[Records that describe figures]
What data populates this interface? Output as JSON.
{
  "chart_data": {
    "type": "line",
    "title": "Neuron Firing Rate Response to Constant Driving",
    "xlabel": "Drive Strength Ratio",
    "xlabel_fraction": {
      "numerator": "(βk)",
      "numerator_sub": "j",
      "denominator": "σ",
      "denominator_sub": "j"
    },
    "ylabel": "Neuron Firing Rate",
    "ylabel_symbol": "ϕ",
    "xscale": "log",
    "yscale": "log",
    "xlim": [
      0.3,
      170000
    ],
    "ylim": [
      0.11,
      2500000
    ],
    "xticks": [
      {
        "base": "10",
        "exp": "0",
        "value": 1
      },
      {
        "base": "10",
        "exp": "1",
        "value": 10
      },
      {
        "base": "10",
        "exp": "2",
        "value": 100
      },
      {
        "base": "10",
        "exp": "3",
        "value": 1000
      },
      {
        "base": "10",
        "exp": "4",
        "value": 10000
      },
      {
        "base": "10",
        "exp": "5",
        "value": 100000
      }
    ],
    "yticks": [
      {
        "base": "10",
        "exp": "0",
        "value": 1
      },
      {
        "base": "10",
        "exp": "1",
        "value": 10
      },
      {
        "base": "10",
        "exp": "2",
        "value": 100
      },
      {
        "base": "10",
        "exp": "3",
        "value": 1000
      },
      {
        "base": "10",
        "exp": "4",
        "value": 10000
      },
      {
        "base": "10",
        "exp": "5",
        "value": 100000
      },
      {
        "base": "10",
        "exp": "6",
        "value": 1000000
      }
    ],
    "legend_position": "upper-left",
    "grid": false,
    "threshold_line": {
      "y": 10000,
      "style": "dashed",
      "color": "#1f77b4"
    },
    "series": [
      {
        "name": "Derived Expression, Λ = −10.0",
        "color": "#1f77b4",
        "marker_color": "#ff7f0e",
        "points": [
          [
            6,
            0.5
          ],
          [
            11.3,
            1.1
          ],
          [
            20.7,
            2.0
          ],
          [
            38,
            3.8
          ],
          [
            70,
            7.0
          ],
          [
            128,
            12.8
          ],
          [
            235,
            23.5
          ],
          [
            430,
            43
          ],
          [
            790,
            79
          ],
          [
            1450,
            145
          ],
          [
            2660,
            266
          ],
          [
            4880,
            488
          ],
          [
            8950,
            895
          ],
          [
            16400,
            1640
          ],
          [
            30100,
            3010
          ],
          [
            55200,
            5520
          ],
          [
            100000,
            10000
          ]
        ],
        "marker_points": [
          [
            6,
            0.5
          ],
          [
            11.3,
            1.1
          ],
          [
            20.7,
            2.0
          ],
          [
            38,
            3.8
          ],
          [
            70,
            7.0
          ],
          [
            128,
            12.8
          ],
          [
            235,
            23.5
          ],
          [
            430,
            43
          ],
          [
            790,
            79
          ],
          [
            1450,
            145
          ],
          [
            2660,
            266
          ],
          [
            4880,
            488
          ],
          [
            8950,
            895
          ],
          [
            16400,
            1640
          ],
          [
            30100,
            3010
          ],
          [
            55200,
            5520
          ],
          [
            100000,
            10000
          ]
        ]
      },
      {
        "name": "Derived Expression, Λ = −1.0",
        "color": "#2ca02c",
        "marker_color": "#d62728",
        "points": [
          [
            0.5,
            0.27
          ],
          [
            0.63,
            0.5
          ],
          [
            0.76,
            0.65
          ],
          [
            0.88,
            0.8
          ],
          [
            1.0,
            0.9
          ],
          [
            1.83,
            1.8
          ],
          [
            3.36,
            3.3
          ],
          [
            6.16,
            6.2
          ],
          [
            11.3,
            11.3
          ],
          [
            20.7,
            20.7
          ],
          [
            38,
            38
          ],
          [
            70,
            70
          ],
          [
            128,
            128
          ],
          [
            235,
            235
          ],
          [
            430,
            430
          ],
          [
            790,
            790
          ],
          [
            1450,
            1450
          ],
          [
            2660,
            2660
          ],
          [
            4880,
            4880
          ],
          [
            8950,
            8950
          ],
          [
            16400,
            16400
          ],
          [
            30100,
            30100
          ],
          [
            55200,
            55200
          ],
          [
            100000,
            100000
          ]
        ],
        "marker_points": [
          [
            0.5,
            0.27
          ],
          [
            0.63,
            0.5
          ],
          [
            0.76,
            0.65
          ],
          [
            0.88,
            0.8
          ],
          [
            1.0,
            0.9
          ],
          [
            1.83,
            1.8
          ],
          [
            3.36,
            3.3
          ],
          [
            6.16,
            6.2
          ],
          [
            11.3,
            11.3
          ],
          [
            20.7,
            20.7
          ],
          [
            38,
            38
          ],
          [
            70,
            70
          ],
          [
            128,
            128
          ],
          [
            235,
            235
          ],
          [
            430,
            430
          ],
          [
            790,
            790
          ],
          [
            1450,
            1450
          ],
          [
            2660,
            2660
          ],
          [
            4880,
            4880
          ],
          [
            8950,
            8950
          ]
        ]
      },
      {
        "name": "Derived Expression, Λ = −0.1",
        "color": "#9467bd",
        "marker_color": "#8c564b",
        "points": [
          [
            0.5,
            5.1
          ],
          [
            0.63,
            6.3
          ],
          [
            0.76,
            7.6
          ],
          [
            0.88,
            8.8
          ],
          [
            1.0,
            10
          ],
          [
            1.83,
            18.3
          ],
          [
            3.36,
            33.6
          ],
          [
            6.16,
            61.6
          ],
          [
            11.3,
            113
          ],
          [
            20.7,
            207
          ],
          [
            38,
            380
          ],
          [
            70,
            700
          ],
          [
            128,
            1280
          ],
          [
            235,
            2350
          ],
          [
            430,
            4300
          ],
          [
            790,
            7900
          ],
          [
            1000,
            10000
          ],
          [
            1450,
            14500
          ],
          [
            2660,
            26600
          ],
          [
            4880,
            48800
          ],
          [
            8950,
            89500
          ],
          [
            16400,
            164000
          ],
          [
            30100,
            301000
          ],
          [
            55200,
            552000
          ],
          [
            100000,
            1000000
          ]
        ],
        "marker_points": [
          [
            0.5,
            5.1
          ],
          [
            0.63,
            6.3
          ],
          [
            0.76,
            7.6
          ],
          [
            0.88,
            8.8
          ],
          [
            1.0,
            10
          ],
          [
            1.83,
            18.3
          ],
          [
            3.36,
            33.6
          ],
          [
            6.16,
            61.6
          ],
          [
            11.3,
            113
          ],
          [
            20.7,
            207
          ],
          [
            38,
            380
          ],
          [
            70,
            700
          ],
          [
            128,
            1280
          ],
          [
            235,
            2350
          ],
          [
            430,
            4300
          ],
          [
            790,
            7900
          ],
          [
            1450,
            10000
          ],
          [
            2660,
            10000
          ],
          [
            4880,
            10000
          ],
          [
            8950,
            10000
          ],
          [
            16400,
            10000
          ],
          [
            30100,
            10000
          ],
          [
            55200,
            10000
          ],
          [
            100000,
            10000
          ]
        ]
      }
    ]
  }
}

Work required ▸ Copy out every line of the data that includes "Expression".

Answer below ▸
        "name": "Derived Expression, Λ = −10.0",
        "name": "Derived Expression, Λ = −1.0",
        "name": "Derived Expression, Λ = −0.1",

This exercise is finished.